- **WHAT TO DO**:
In your copy, leave out the pictures and repeat the entries below exactly.

- **RECORD SET**:
(begin)
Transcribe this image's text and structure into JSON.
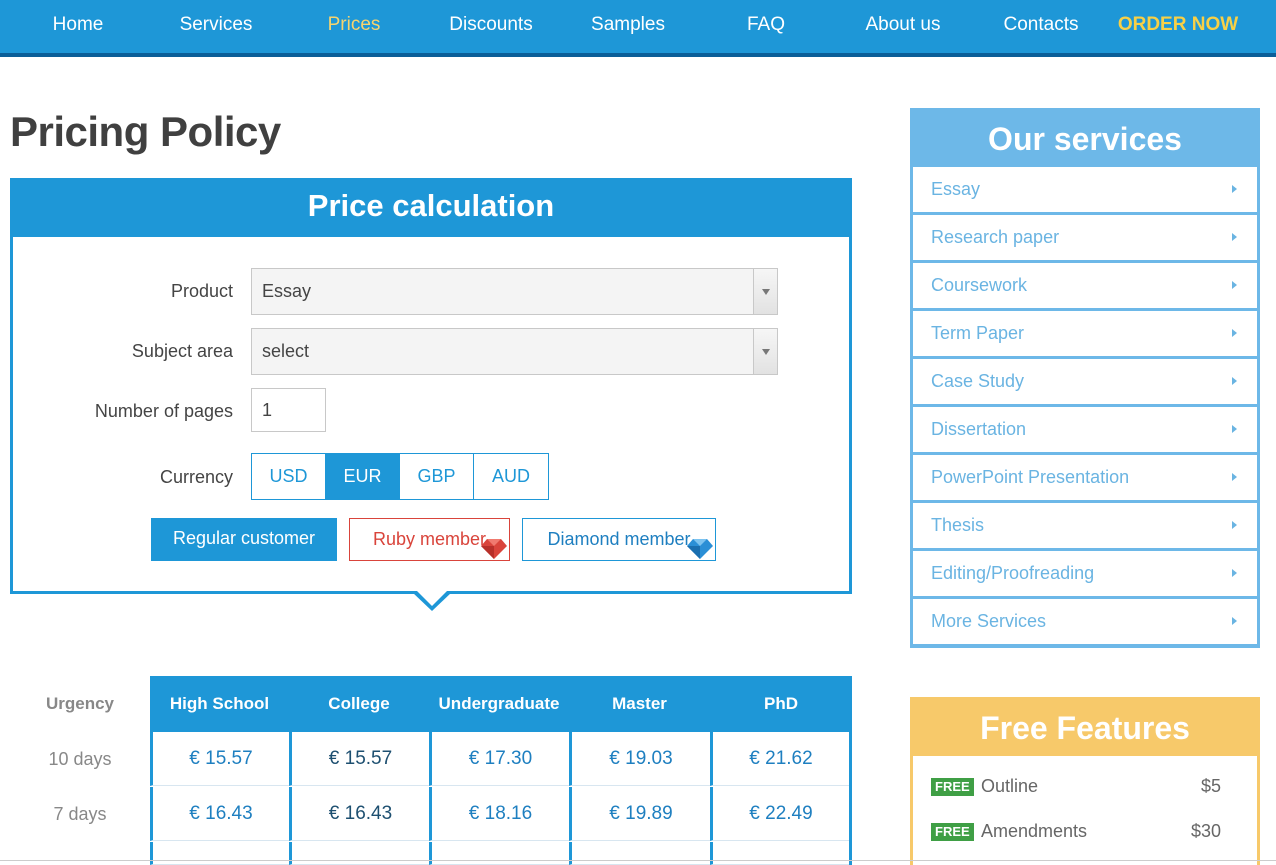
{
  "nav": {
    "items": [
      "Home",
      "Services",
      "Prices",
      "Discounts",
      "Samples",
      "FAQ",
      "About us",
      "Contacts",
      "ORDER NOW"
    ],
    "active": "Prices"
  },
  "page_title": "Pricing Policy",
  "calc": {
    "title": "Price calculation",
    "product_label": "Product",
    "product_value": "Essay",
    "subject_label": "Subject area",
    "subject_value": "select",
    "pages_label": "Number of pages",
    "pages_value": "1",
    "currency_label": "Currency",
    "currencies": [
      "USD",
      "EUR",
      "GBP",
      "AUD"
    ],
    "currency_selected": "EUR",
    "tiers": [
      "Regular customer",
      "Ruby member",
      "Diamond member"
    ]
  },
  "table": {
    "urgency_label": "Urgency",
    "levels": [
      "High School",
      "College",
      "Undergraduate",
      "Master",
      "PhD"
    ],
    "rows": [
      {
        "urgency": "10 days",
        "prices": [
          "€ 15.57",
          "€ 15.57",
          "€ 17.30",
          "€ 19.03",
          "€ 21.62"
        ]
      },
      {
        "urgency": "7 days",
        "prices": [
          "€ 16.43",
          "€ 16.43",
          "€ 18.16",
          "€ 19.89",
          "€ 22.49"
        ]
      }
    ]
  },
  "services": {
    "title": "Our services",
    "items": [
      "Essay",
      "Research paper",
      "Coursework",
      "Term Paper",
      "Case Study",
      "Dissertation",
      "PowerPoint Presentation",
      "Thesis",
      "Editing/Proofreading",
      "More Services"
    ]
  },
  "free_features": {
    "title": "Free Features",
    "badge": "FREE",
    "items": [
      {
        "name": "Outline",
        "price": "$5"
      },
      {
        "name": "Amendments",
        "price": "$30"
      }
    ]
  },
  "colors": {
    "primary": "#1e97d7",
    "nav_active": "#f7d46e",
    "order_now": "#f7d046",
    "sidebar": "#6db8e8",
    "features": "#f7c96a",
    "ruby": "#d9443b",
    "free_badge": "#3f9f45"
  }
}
(end)
- **ANSWER TO THE EXERCISE**:
Transcribe this image's text and structure into JSON.
{
  "nav": {
    "items": [
      "Home",
      "Services",
      "Prices",
      "Discounts",
      "Samples",
      "FAQ",
      "About us",
      "Contacts",
      "ORDER NOW"
    ],
    "active": "Prices"
  },
  "page_title": "Pricing Policy",
  "calc": {
    "title": "Price calculation",
    "product_label": "Product",
    "product_value": "Essay",
    "subject_label": "Subject area",
    "subject_value": "select",
    "pages_label": "Number of pages",
    "pages_value": "1",
    "currency_label": "Currency",
    "currencies": [
      "USD",
      "EUR",
      "GBP",
      "AUD"
    ],
    "currency_selected": "EUR",
    "tiers": [
      "Regular customer",
      "Ruby member",
      "Diamond member"
    ]
  },
  "table": {
    "urgency_label": "Urgency",
    "levels": [
      "High School",
      "College",
      "Undergraduate",
      "Master",
      "PhD"
    ],
    "rows": [
      {
        "urgency": "10 days",
        "prices": [
          "€ 15.57",
          "€ 15.57",
          "€ 17.30",
          "€ 19.03",
          "€ 21.62"
        ]
      },
      {
        "urgency": "7 days",
        "prices": [
          "€ 16.43",
          "€ 16.43",
          "€ 18.16",
          "€ 19.89",
          "€ 22.49"
        ]
      }
    ]
  },
  "services": {
    "title": "Our services",
    "items": [
      "Essay",
      "Research paper",
      "Coursework",
      "Term Paper",
      "Case Study",
      "Dissertation",
      "PowerPoint Presentation",
      "Thesis",
      "Editing/Proofreading",
      "More Services"
    ]
  },
  "free_features": {
    "title": "Free Features",
    "badge": "FREE",
    "items": [
      {
        "name": "Outline",
        "price": "$5"
      },
      {
        "name": "Amendments",
        "price": "$30"
      }
    ]
  },
  "colors": {
    "primary": "#1e97d7",
    "nav_active": "#f7d46e",
    "order_now": "#f7d046",
    "sidebar": "#6db8e8",
    "features": "#f7c96a",
    "ruby": "#d9443b",
    "free_badge": "#3f9f45"
  }
}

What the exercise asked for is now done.